YOUR OBJECTIVE → How many lines in the records below hold the string "content"? Answer with the number alone.

══ LISTED ENTRIES ══

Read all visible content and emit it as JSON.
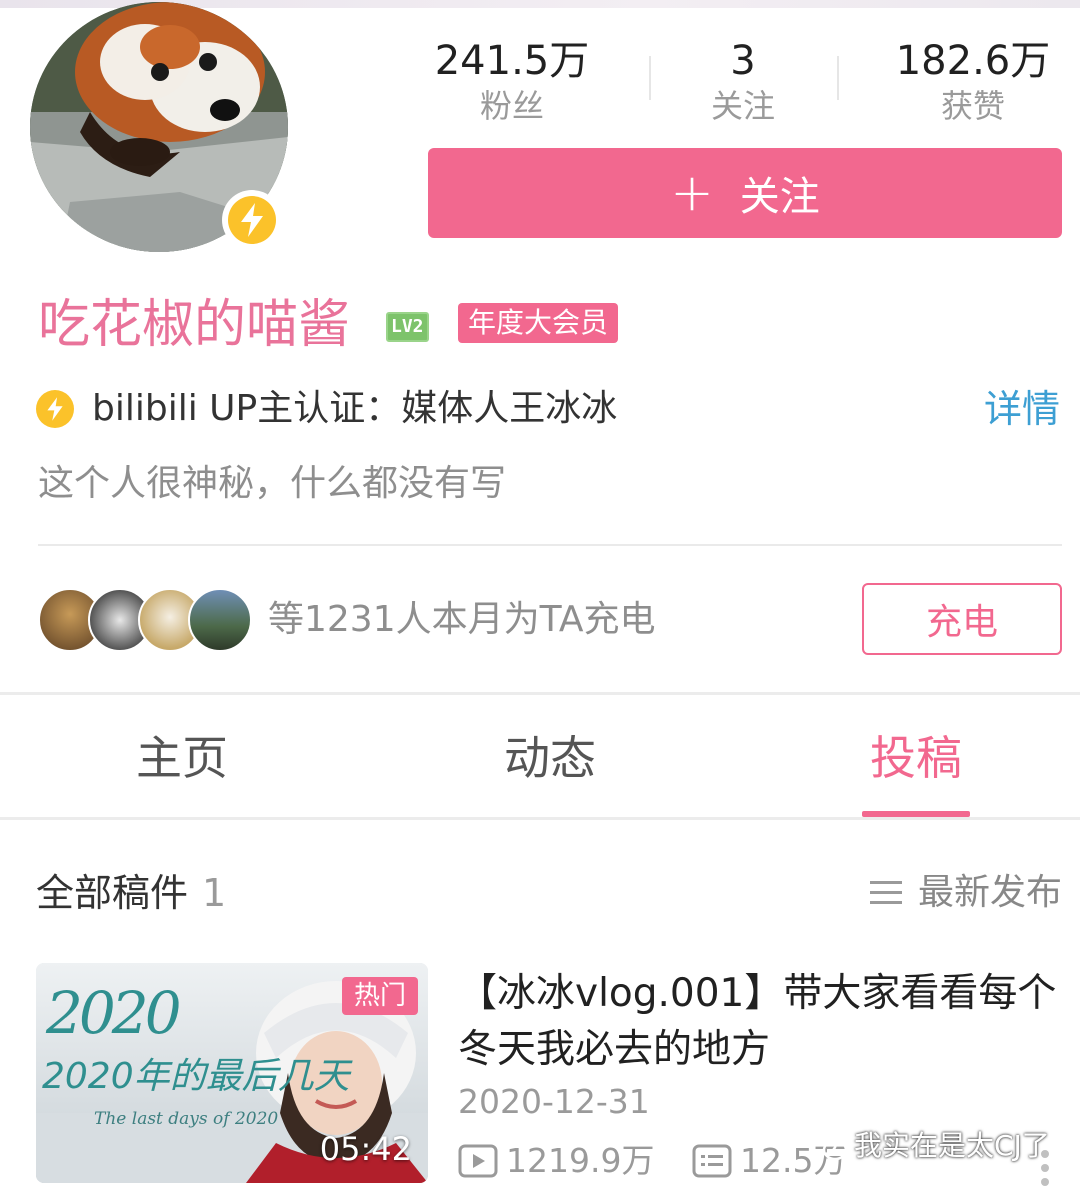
{
  "stats": [
    {
      "value": "241.5万",
      "label": "粉丝"
    },
    {
      "value": "3",
      "label": "关注"
    },
    {
      "value": "182.6万",
      "label": "获赞"
    }
  ],
  "follow_button": {
    "plus": "+",
    "label": "关注"
  },
  "user": {
    "name": "吃花椒的喵酱",
    "level": "LV2",
    "vip": "年度大会员",
    "certification": "bilibili UP主认证：媒体人王冰冰",
    "details_link": "详情",
    "bio": "这个人很神秘，什么都没有写"
  },
  "charge": {
    "text": "等1231人本月为TA充电",
    "button": "充电"
  },
  "tabs": [
    {
      "label": "主页",
      "active": false
    },
    {
      "label": "动态",
      "active": false
    },
    {
      "label": "投稿",
      "active": true
    }
  ],
  "posts": {
    "title": "全部稿件",
    "count": "1",
    "sort_label": "最新发布"
  },
  "video": {
    "hot_badge": "热门",
    "duration": "05:42",
    "title": "【冰冰vlog.001】带大家看看每个冬天我必去的地方",
    "date": "2020-12-31",
    "plays": "1219.9万",
    "danmaku": "12.5万",
    "thumb_text": "2020年的最后几天",
    "thumb_subtext": "The last days of 2020"
  },
  "watermark": "我实在是太CJ了",
  "colors": {
    "accent_pink": "#f2688f",
    "name_pink": "#e9739a",
    "link_blue": "#3d9fd3",
    "badge_yellow": "#fbc22a",
    "level_green": "#7dc36b"
  }
}
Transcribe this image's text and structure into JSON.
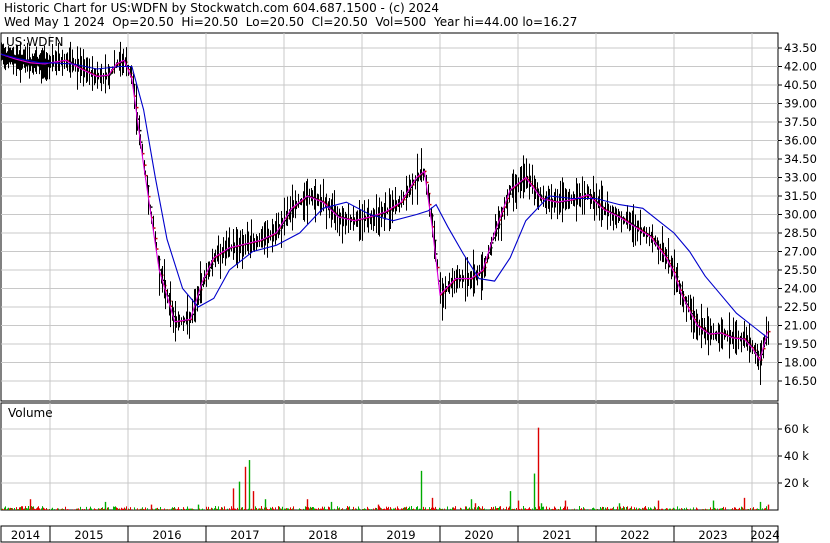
{
  "header": {
    "title": "Historic Chart for US:WDFN by Stockwatch.com 604.687.1500 - (c) 2024",
    "date": "Wed May  1 2024",
    "open": "Op=20.50",
    "high": "Hi=20.50",
    "low": "Lo=20.50",
    "close": "Cl=20.50",
    "volume": "Vol=500",
    "year_range": "Year hi=44.00  lo=16.27"
  },
  "price_panel": {
    "label": "US:WDFN"
  },
  "volume_panel": {
    "label": "Volume"
  },
  "colors": {
    "price_bar": "#000000",
    "price_down": "#cc0000",
    "ma_short": "#e000e0",
    "ma_long": "#0000cc",
    "vol_up": "#00aa00",
    "vol_down": "#dd0000",
    "grid": "#c8c8c8"
  },
  "chart_data": [
    {
      "type": "line",
      "title": "US:WDFN",
      "y_ticks": [
        "43.50",
        "42.00",
        "40.50",
        "39.00",
        "37.50",
        "36.00",
        "34.50",
        "33.00",
        "31.50",
        "30.00",
        "28.50",
        "27.00",
        "25.50",
        "24.00",
        "22.50",
        "21.00",
        "19.50",
        "18.00",
        "16.50"
      ],
      "ylim": [
        15.5,
        44.5
      ],
      "x_years": [
        "2014",
        "2015",
        "2016",
        "2017",
        "2018",
        "2019",
        "2020",
        "2021",
        "2022",
        "2023",
        "2024"
      ],
      "series": [
        {
          "x": [
            2014.0,
            2014.3,
            2014.6,
            2014.9,
            2015.0,
            2015.2,
            2015.4,
            2015.6,
            2015.75,
            2015.85,
            2015.95,
            2016.05,
            2016.2,
            2016.4,
            2016.6,
            2016.8,
            2016.95,
            2017.1,
            2017.3,
            2017.5,
            2017.7,
            2017.9,
            2018.1,
            2018.3,
            2018.5,
            2018.7,
            2018.9,
            2019.1,
            2019.3,
            2019.5,
            2019.6,
            2019.7,
            2019.8,
            2019.9,
            2020.0,
            2020.2,
            2020.4,
            2020.55,
            2020.7,
            2020.9,
            2021.1,
            2021.3,
            2021.5,
            2021.7,
            2021.9,
            2022.1,
            2022.3,
            2022.5,
            2022.7,
            2022.9,
            2023.0,
            2023.1,
            2023.2,
            2023.3,
            2023.45,
            2023.6,
            2023.75,
            2023.9,
            2024.0,
            2024.1,
            2024.2
          ],
          "values": [
            43.0,
            42.6,
            42.3,
            42.2,
            42.3,
            42.5,
            41.8,
            41.2,
            41.3,
            42.2,
            42.5,
            41.0,
            34.0,
            25.5,
            21.3,
            21.5,
            24.5,
            26.5,
            27.3,
            27.6,
            27.9,
            28.5,
            30.5,
            31.5,
            31.0,
            29.8,
            29.5,
            29.8,
            30.2,
            31.0,
            32.0,
            33.0,
            33.5,
            29.0,
            23.5,
            24.8,
            24.8,
            25.5,
            28.5,
            32.0,
            33.0,
            31.3,
            31.0,
            31.2,
            31.6,
            30.4,
            29.8,
            29.0,
            28.2,
            26.5,
            25.3,
            23.5,
            22.2,
            21.0,
            20.3,
            20.4,
            20.0,
            19.9,
            19.2,
            18.2,
            20.5
          ]
        },
        {
          "x": [
            2014.0,
            2014.4,
            2014.8,
            2015.0,
            2015.3,
            2015.6,
            2015.9,
            2016.05,
            2016.2,
            2016.35,
            2016.5,
            2016.7,
            2016.9,
            2017.1,
            2017.3,
            2017.6,
            2017.9,
            2018.2,
            2018.5,
            2018.8,
            2019.1,
            2019.4,
            2019.7,
            2019.85,
            2019.95,
            2020.1,
            2020.3,
            2020.5,
            2020.7,
            2020.9,
            2021.1,
            2021.4,
            2021.7,
            2022.0,
            2022.3,
            2022.6,
            2022.8,
            2023.0,
            2023.2,
            2023.4,
            2023.6,
            2023.8,
            2024.0,
            2024.2
          ],
          "values": [
            43.0,
            42.6,
            42.3,
            42.3,
            42.2,
            41.8,
            42.0,
            42.0,
            38.5,
            33.0,
            28.0,
            24.0,
            22.5,
            23.2,
            25.5,
            27.0,
            27.5,
            28.5,
            30.5,
            31.0,
            30.0,
            29.5,
            30.0,
            30.3,
            30.8,
            29.0,
            26.8,
            24.8,
            24.6,
            26.5,
            29.5,
            31.5,
            31.3,
            31.3,
            30.8,
            30.5,
            29.5,
            28.5,
            27.0,
            25.0,
            23.5,
            22.0,
            21.0,
            20.0
          ]
        }
      ]
    },
    {
      "type": "bar",
      "title": "Volume",
      "y_ticks": [
        "60 k",
        "40 k",
        "20 k"
      ],
      "ylim": [
        0,
        70
      ],
      "units": "k",
      "x_years": [
        "2014",
        "2015",
        "2016",
        "2017",
        "2018",
        "2019",
        "2020",
        "2021",
        "2022",
        "2023",
        "2024"
      ],
      "series": [
        {
          "x": [
            2014.6,
            2015.7,
            2016.3,
            2016.9,
            2017.35,
            2017.42,
            2017.5,
            2017.55,
            2017.6,
            2017.75,
            2018.3,
            2018.6,
            2019.2,
            2019.75,
            2019.9,
            2020.4,
            2020.45,
            2020.9,
            2021.0,
            2021.2,
            2021.25,
            2021.3,
            2021.6,
            2022.3,
            2022.8,
            2023.5,
            2023.9,
            2024.1,
            2024.2
          ],
          "values": [
            8,
            6,
            4,
            4,
            16,
            21,
            32,
            37,
            14,
            8,
            8,
            6,
            4,
            29,
            9,
            8,
            5,
            14,
            7,
            27,
            61,
            5,
            7,
            5,
            7,
            7,
            9,
            6,
            4
          ]
        }
      ]
    }
  ]
}
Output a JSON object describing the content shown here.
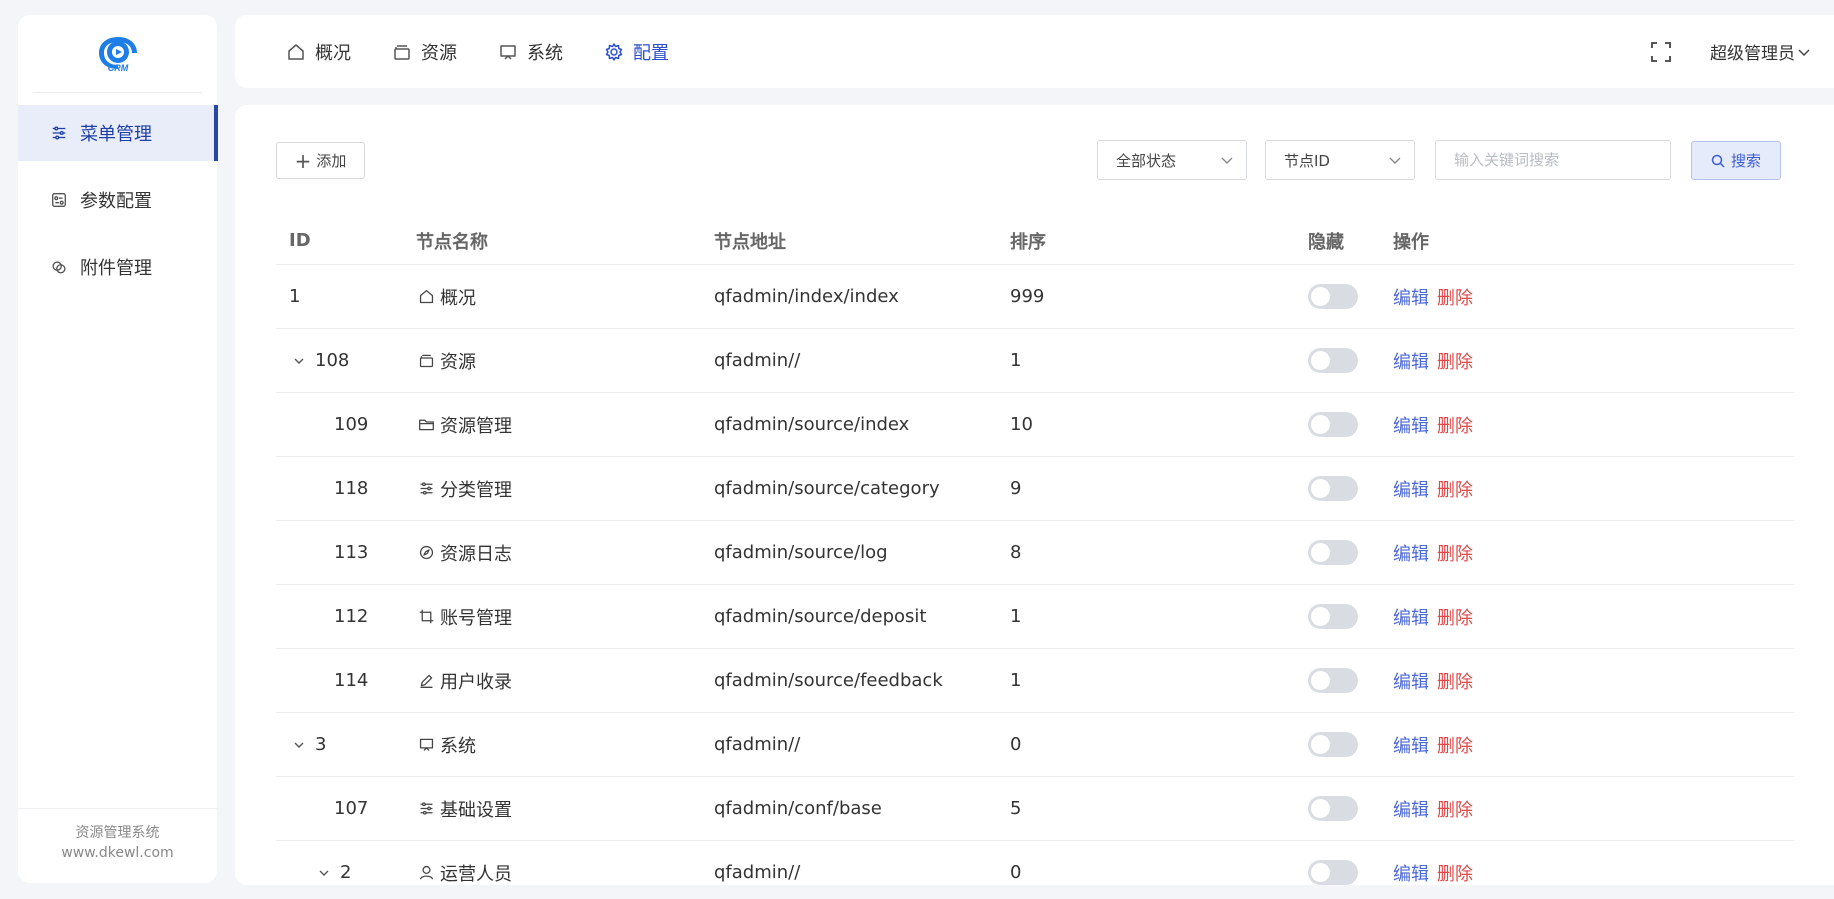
{
  "sidebar": {
    "logo_text": "CRM",
    "items": [
      {
        "label": "菜单管理",
        "icon": "sliders-icon",
        "active": true
      },
      {
        "label": "参数配置",
        "icon": "settings-panel-icon",
        "active": false
      },
      {
        "label": "附件管理",
        "icon": "attachment-icon",
        "active": false
      }
    ],
    "footer_line1": "资源管理系统",
    "footer_line2": "www.dkewl.com"
  },
  "topnav": {
    "items": [
      {
        "label": "概况",
        "icon": "home-icon",
        "active": false
      },
      {
        "label": "资源",
        "icon": "inbox-icon",
        "active": false
      },
      {
        "label": "系统",
        "icon": "monitor-icon",
        "active": false
      },
      {
        "label": "配置",
        "icon": "gear-icon",
        "active": true
      }
    ],
    "user_label": "超级管理员"
  },
  "toolbar": {
    "add_label": "添加",
    "status_select": "全部状态",
    "node_select": "节点ID",
    "search_placeholder": "输入关键词搜索",
    "search_label": "搜索"
  },
  "table": {
    "headers": [
      "ID",
      "节点名称",
      "节点地址",
      "排序",
      "隐藏",
      "操作"
    ],
    "edit_label": "编辑",
    "delete_label": "删除",
    "rows": [
      {
        "id": "1",
        "level": 0,
        "expandable": false,
        "name": "概况",
        "icon": "home-icon",
        "path": "qfadmin/index/index",
        "sort": "999"
      },
      {
        "id": "108",
        "level": 0,
        "expandable": true,
        "name": "资源",
        "icon": "inbox-icon",
        "path": "qfadmin//",
        "sort": "1"
      },
      {
        "id": "109",
        "level": 1,
        "expandable": false,
        "name": "资源管理",
        "icon": "folder-icon",
        "path": "qfadmin/source/index",
        "sort": "10"
      },
      {
        "id": "118",
        "level": 1,
        "expandable": false,
        "name": "分类管理",
        "icon": "sliders-icon",
        "path": "qfadmin/source/category",
        "sort": "9"
      },
      {
        "id": "113",
        "level": 1,
        "expandable": false,
        "name": "资源日志",
        "icon": "compass-icon",
        "path": "qfadmin/source/log",
        "sort": "8"
      },
      {
        "id": "112",
        "level": 1,
        "expandable": false,
        "name": "账号管理",
        "icon": "crop-icon",
        "path": "qfadmin/source/deposit",
        "sort": "1"
      },
      {
        "id": "114",
        "level": 1,
        "expandable": false,
        "name": "用户收录",
        "icon": "edit-icon",
        "path": "qfadmin/source/feedback",
        "sort": "1"
      },
      {
        "id": "3",
        "level": 0,
        "expandable": true,
        "name": "系统",
        "icon": "monitor-icon",
        "path": "qfadmin//",
        "sort": "0"
      },
      {
        "id": "107",
        "level": 1,
        "expandable": false,
        "name": "基础设置",
        "icon": "sliders-icon",
        "path": "qfadmin/conf/base",
        "sort": "5"
      },
      {
        "id": "2",
        "level": 1,
        "expandable": true,
        "name": "运营人员",
        "icon": "user-icon",
        "path": "qfadmin//",
        "sort": "0"
      }
    ]
  },
  "colors": {
    "accent": "#2c4fd0",
    "danger": "#e04848",
    "sidebar_active_bg": "#e8edf9"
  }
}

═══

SOLUTION TO THE EXERCISE → 2